## What is asked
Every entry below should be transcribed exactly; pictures stay out of the copy.

## Material
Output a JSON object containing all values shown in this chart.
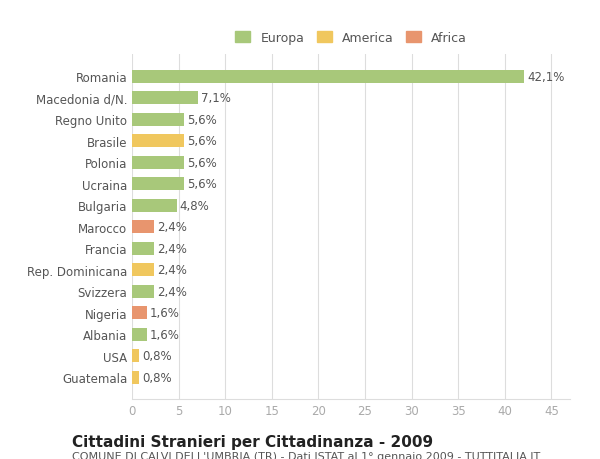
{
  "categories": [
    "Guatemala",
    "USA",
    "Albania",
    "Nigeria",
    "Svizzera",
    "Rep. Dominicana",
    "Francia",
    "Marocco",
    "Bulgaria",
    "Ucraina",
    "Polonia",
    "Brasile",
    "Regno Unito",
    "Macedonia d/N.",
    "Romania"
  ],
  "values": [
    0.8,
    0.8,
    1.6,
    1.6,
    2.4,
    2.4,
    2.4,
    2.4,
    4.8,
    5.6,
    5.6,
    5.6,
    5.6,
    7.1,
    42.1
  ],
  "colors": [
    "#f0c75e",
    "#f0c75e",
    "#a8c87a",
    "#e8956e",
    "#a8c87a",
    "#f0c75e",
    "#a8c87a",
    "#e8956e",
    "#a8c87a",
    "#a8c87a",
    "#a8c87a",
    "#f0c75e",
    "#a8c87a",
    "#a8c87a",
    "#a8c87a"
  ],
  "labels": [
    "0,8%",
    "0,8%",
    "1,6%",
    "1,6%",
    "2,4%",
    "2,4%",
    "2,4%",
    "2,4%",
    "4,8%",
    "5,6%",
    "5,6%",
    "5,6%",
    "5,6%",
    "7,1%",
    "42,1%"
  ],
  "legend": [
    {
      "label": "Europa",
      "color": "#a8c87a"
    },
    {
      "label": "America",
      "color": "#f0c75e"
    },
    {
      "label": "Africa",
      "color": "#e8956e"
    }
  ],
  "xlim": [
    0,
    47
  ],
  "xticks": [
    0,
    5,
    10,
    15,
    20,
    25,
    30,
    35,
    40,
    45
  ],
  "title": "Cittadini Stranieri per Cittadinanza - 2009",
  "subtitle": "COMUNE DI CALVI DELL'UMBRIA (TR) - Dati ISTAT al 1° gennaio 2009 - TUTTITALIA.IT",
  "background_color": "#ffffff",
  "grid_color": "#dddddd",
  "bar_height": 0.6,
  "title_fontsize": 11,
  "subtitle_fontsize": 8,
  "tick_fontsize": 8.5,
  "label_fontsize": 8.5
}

## Output for this task
Output a JSON object containing all values shown in this chart.
{
  "categories": [
    "Guatemala",
    "USA",
    "Albania",
    "Nigeria",
    "Svizzera",
    "Rep. Dominicana",
    "Francia",
    "Marocco",
    "Bulgaria",
    "Ucraina",
    "Polonia",
    "Brasile",
    "Regno Unito",
    "Macedonia d/N.",
    "Romania"
  ],
  "values": [
    0.8,
    0.8,
    1.6,
    1.6,
    2.4,
    2.4,
    2.4,
    2.4,
    4.8,
    5.6,
    5.6,
    5.6,
    5.6,
    7.1,
    42.1
  ],
  "colors": [
    "#f0c75e",
    "#f0c75e",
    "#a8c87a",
    "#e8956e",
    "#a8c87a",
    "#f0c75e",
    "#a8c87a",
    "#e8956e",
    "#a8c87a",
    "#a8c87a",
    "#a8c87a",
    "#f0c75e",
    "#a8c87a",
    "#a8c87a",
    "#a8c87a"
  ],
  "labels": [
    "0,8%",
    "0,8%",
    "1,6%",
    "1,6%",
    "2,4%",
    "2,4%",
    "2,4%",
    "2,4%",
    "4,8%",
    "5,6%",
    "5,6%",
    "5,6%",
    "5,6%",
    "7,1%",
    "42,1%"
  ],
  "legend": [
    {
      "label": "Europa",
      "color": "#a8c87a"
    },
    {
      "label": "America",
      "color": "#f0c75e"
    },
    {
      "label": "Africa",
      "color": "#e8956e"
    }
  ],
  "xlim": [
    0,
    47
  ],
  "xticks": [
    0,
    5,
    10,
    15,
    20,
    25,
    30,
    35,
    40,
    45
  ],
  "title": "Cittadini Stranieri per Cittadinanza - 2009",
  "subtitle": "COMUNE DI CALVI DELL'UMBRIA (TR) - Dati ISTAT al 1° gennaio 2009 - TUTTITALIA.IT",
  "background_color": "#ffffff",
  "grid_color": "#dddddd",
  "bar_height": 0.6,
  "title_fontsize": 11,
  "subtitle_fontsize": 8,
  "tick_fontsize": 8.5,
  "label_fontsize": 8.5
}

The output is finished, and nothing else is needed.